### PROVIDED DATA

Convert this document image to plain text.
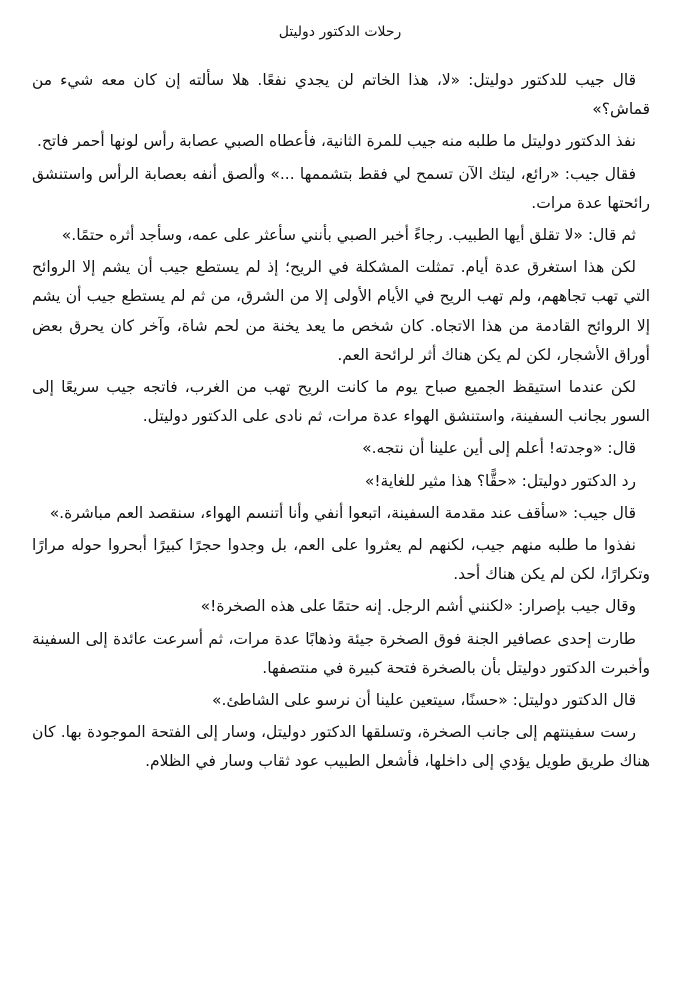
رحلات الدكتور دوليتل

قال جيب للدكتور دوليتل: «لا، هذا الخاتم لن يجدي نفعًا. هلا سألته إن كان معه شيء من قماش؟»

نفذ الدكتور دوليتل ما طلبه منه جيب للمرة الثانية، فأعطاه الصبي عصابة رأس لونها أحمر فاتح.

فقال جيب: «رائع، ليتك الآن تسمح لي فقط بتشممها ...» وألصق أنفه بعصابة الرأس واستنشق رائحتها عدة مرات.

ثم قال: «لا تقلق أيها الطبيب. رجاءً أخبر الصبي بأنني سأعثر على عمه، وسأجد أثره حتمًا.»

لكن هذا استغرق عدة أيام. تمثلت المشكلة في الريح؛ إذ لم يستطع جيب أن يشم إلا الروائح التي تهب تجاههم، ولم تهب الريح في الأيام الأولى إلا من الشرق، من ثم لم يستطع جيب أن يشم إلا الروائح القادمة من هذا الاتجاه. كان شخص ما يعد يخنة من لحم شاة، وآخر كان يحرق بعض أوراق الأشجار، لكن لم يكن هناك أثر لرائحة العم.

لكن عندما استيقظ الجميع صباح يوم ما كانت الريح تهب من الغرب، فاتجه جيب سريعًا إلى السور بجانب السفينة، واستنشق الهواء عدة مرات، ثم نادى على الدكتور دوليتل.

قال: «وجدته! أعلم إلى أين علينا أن نتجه.»

رد الدكتور دوليتل: «حقًّا؟ هذا مثير للغاية!»

قال جيب: «سأقف عند مقدمة السفينة، اتبعوا أنفي وأنا أتنسم الهواء، سنقصد العم مباشرة.»

نفذوا ما طلبه منهم جيب، لكنهم لم يعثروا على العم، بل وجدوا حجرًا كبيرًا أبحروا حوله مرارًا وتكرارًا، لكن لم يكن هناك أحد.

وقال جيب بإصرار: «لكنني أشم الرجل. إنه حتمًا على هذه الصخرة!»

طارت إحدى عصافير الجنة فوق الصخرة جيئة وذهابًا عدة مرات، ثم أسرعت عائدة إلى السفينة وأخبرت الدكتور دوليتل بأن بالصخرة فتحة كبيرة في منتصفها.

قال الدكتور دوليتل: «حسنًا، سيتعين علينا أن نرسو على الشاطئ.»

رست سفينتهم إلى جانب الصخرة، وتسلقها الدكتور دوليتل، وسار إلى الفتحة الموجودة بها. كان هناك طريق طويل يؤدي إلى داخلها، فأشعل الطبيب عود ثقاب وسار في الظلام.
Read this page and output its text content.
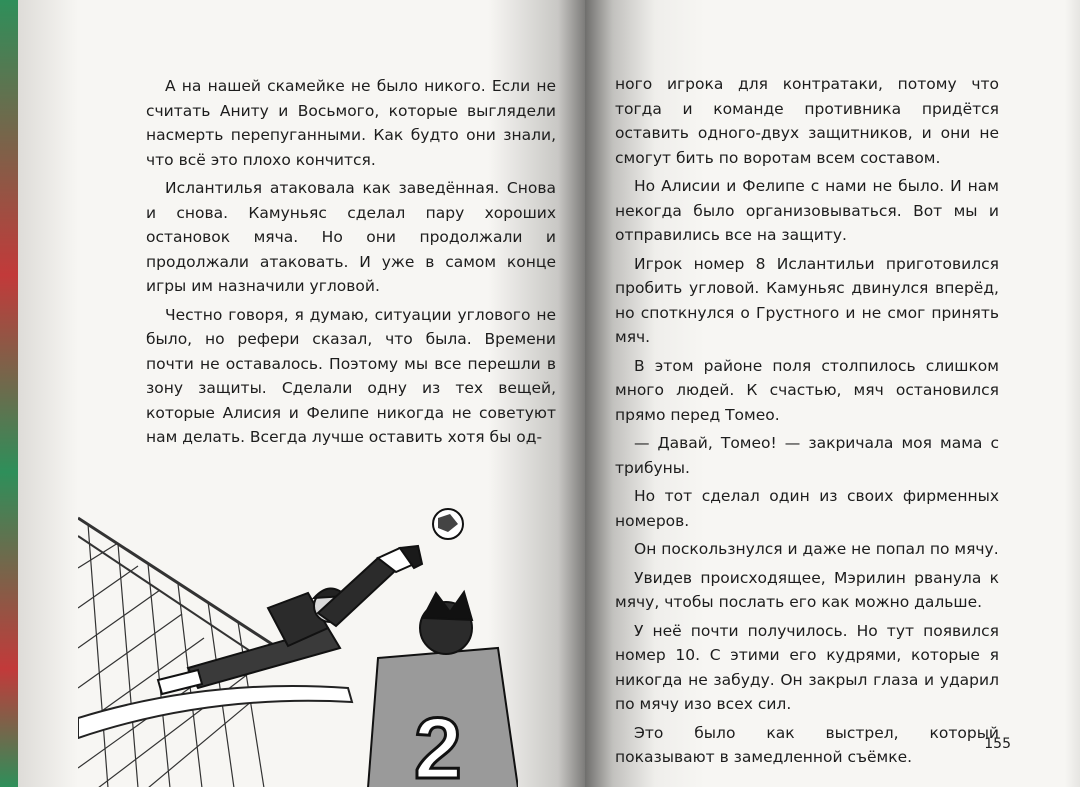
А на нашей скамейке не было никого. Если не считать Аниту и Восьмого, которые выглядели насмерть перепуганными. Как будто они знали, что всё это плохо кончится.

Ислантилья атаковала как заведённая. Снова и снова. Камуньяс сделал пару хороших остановок мяча. Но они продолжали и продолжали атаковать. И уже в самом конце игры им назначили угловой.

Честно говоря, я думаю, ситуации углового не было, но рефери сказал, что была. Времени почти не оставалось. Поэтому мы все перешли в зону защиты. Сделали одну из тех вещей, которые Алисия и Фелипе никогда не советуют нам делать. Всегда лучше оставить хотя бы од-

2

ного игрока для контратаки, потому что тогда и команде противника придётся оставить одного-двух защитников, и они не смогут бить по воротам всем составом.

Но Алисии и Фелипе с нами не было. И нам некогда было организовываться. Вот мы и отправились все на защиту.

Игрок номер 8 Ислантильи приготовился пробить угловой. Камуньяс двинулся вперёд, но споткнулся о Грустного и не смог принять мяч.

В этом районе поля столпилось слишком много людей. К счастью, мяч остановился прямо перед Томео.

— Давай, Томео! — закричала моя мама с трибуны.

Но тот сделал один из своих фирменных номеров.

Он поскользнулся и даже не попал по мячу.

Увидев происходящее, Мэрилин рванула к мячу, чтобы послать его как можно дальше.

У неё почти получилось. Но тут появился номер 10. С этими его кудрями, которые я никогда не забуду. Он закрыл глаза и ударил по мячу изо всех сил.

Это было как выстрел, который показывают в замедленной съёмке.

155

######

> _WHAT THE EXERCISE ASKS_
Find the string "واستنشق" in the entries above and return each line that holds it.

> _TASK RESULT_
فقال جيب: «رائع، ليتك الآن تسمح لي فقط بتشممها ...» وألصق أنفه بعصابة الرأس واستنشق رائحتها عدة مرات.
لكن عندما استيقظ الجميع صباح يوم ما كانت الريح تهب من الغرب، فاتجه جيب سريعًا إلى السور بجانب السفينة، واستنشق الهواء عدة مرات، ثم نادى على الدكتور دوليتل.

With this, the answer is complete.